GOAL: For each line of the data below that holds "feloniously", copy the line.

Collected data:
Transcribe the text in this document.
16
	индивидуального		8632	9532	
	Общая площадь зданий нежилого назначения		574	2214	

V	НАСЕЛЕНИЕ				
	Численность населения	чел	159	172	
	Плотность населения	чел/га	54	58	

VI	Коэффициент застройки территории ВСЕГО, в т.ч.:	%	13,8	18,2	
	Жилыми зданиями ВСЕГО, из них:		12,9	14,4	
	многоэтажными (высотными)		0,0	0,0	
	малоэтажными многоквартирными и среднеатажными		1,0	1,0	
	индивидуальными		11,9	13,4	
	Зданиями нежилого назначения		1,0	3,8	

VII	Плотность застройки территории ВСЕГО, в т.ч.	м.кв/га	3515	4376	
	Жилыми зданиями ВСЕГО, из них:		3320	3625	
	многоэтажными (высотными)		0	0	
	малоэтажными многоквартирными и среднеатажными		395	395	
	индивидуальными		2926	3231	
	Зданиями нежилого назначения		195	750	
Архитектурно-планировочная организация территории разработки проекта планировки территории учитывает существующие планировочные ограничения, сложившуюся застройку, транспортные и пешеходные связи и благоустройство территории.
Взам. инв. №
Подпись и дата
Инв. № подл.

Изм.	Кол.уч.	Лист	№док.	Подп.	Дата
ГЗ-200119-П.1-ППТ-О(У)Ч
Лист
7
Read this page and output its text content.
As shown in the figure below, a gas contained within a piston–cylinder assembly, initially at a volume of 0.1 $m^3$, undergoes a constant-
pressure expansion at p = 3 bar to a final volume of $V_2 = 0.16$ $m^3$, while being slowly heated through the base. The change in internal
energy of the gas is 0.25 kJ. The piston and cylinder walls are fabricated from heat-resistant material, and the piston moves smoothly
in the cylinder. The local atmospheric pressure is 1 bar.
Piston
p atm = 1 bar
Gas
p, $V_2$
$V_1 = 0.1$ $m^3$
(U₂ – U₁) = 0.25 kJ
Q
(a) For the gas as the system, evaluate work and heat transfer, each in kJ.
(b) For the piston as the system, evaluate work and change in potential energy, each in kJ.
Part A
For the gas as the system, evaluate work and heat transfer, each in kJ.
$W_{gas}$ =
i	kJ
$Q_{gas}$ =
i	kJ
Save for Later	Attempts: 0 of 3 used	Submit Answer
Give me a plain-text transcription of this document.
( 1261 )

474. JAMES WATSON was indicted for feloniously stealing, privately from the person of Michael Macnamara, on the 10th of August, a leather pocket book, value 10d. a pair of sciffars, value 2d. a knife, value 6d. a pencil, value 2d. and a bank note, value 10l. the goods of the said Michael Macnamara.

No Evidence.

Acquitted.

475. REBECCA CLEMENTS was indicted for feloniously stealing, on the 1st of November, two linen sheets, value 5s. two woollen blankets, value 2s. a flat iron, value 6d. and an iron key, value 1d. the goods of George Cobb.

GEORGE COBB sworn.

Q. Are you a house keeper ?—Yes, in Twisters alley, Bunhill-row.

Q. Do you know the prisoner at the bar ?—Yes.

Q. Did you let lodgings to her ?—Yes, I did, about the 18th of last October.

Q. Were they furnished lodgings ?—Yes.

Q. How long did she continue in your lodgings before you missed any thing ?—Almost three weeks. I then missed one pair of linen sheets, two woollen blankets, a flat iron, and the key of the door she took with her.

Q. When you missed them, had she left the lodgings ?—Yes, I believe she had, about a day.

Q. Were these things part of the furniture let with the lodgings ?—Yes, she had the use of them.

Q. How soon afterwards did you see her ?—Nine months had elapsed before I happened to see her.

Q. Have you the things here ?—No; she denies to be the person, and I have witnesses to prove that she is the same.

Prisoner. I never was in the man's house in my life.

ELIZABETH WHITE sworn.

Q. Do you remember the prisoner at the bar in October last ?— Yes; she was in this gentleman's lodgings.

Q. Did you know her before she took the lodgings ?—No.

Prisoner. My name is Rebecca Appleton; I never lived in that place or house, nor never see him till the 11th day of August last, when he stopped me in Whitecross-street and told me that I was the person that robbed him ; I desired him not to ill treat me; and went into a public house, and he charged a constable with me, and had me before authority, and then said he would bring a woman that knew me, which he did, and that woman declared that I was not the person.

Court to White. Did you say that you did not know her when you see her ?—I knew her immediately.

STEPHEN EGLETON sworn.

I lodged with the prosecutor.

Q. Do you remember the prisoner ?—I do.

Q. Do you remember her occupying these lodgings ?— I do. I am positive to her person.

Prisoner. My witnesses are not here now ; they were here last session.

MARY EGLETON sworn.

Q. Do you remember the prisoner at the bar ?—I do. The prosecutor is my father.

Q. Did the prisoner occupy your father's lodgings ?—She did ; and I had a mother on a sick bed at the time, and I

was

FULL OUTPUT:
474. JAMES WATSON was indicted for feloniously stealing, privately from the person of Michael Macnamara, on the 10th of August, a leather pocket book, value 10d. a pair of sciffars, value 2d. a knife, value 6d. a pencil, value 2d. and a bank note, value 10l. the goods of the said Michael Macnamara.
475. REBECCA CLEMENTS was indicted for feloniously stealing, on the 1st of November, two linen sheets, value 5s. two woollen blankets, value 2s. a flat iron, value 6d. and an iron key, value 1d. the goods of George Cobb.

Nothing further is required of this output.